--- TASK OBJECTIVE ---
A faithful transcription of all the data is required.
----------
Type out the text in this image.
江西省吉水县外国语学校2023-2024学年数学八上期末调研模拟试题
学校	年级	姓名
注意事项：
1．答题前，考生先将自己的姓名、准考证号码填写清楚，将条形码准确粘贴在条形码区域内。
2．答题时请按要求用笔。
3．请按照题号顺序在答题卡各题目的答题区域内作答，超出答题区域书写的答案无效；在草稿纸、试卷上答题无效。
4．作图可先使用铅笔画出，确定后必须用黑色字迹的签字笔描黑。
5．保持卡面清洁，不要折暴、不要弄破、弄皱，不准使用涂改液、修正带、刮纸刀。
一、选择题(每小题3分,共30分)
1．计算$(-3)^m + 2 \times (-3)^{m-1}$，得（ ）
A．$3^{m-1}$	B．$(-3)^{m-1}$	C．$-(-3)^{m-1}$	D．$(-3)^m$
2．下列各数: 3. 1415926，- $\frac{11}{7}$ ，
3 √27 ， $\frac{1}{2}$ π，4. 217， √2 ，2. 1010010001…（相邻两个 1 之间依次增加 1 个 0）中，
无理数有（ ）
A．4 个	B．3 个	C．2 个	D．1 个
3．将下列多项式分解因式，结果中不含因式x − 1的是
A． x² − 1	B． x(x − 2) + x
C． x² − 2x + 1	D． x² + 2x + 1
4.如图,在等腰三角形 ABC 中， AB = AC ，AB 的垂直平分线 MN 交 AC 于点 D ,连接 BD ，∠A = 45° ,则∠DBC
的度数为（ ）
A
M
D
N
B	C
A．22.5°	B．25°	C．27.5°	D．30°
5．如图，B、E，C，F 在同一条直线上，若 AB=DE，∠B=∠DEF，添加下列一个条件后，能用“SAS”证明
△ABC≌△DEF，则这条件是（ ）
----------
--- SOLUTION FOR THIS EXERCISE ---
Type out the text in this image.
江西省吉水县外国语学校2023-2024学年数学八上期末调研模拟试题
学校	年级	姓名
注意事项：
1．答题前，考生先将自己的姓名、准考证号码填写清楚，将条形码准确粘贴在条形码区域内。
2．答题时请按要求用笔。
3．请按照题号顺序在答题卡各题目的答题区域内作答，超出答题区域书写的答案无效；在草稿纸、试卷上答题无效。
4．作图可先使用铅笔画出，确定后必须用黑色字迹的签字笔描黑。
5．保持卡面清洁，不要折暴、不要弄破、弄皱，不准使用涂改液、修正带、刮纸刀。
一、选择题(每小题3分,共30分)
1．计算$(-3)^m + 2 \times (-3)^{m-1}$，得（ ）
A．$3^{m-1}$	B．$(-3)^{m-1}$	C．$-(-3)^{m-1}$	D．$(-3)^m$
2．下列各数: 3. 1415926，- $\frac{11}{7}$ ，
3 √27 ， $\frac{1}{2}$ π，4. 217， √2 ，2. 1010010001…（相邻两个 1 之间依次增加 1 个 0）中，
无理数有（ ）
A．4 个	B．3 个	C．2 个	D．1 个
3．将下列多项式分解因式，结果中不含因式x − 1的是
A． x² − 1	B． x(x − 2) + x
C． x² − 2x + 1	D． x² + 2x + 1
4.如图,在等腰三角形 ABC 中， AB = AC ，AB 的垂直平分线 MN 交 AC 于点 D ,连接 BD ，∠A = 45° ,则∠DBC
的度数为（ ）
A
M
D
N
B	C
A．22.5°	B．25°	C．27.5°	D．30°
5．如图，B、E，C，F 在同一条直线上，若 AB=DE，∠B=∠DEF，添加下列一个条件后，能用“SAS”证明
△ABC≌△DEF，则这条件是（ ）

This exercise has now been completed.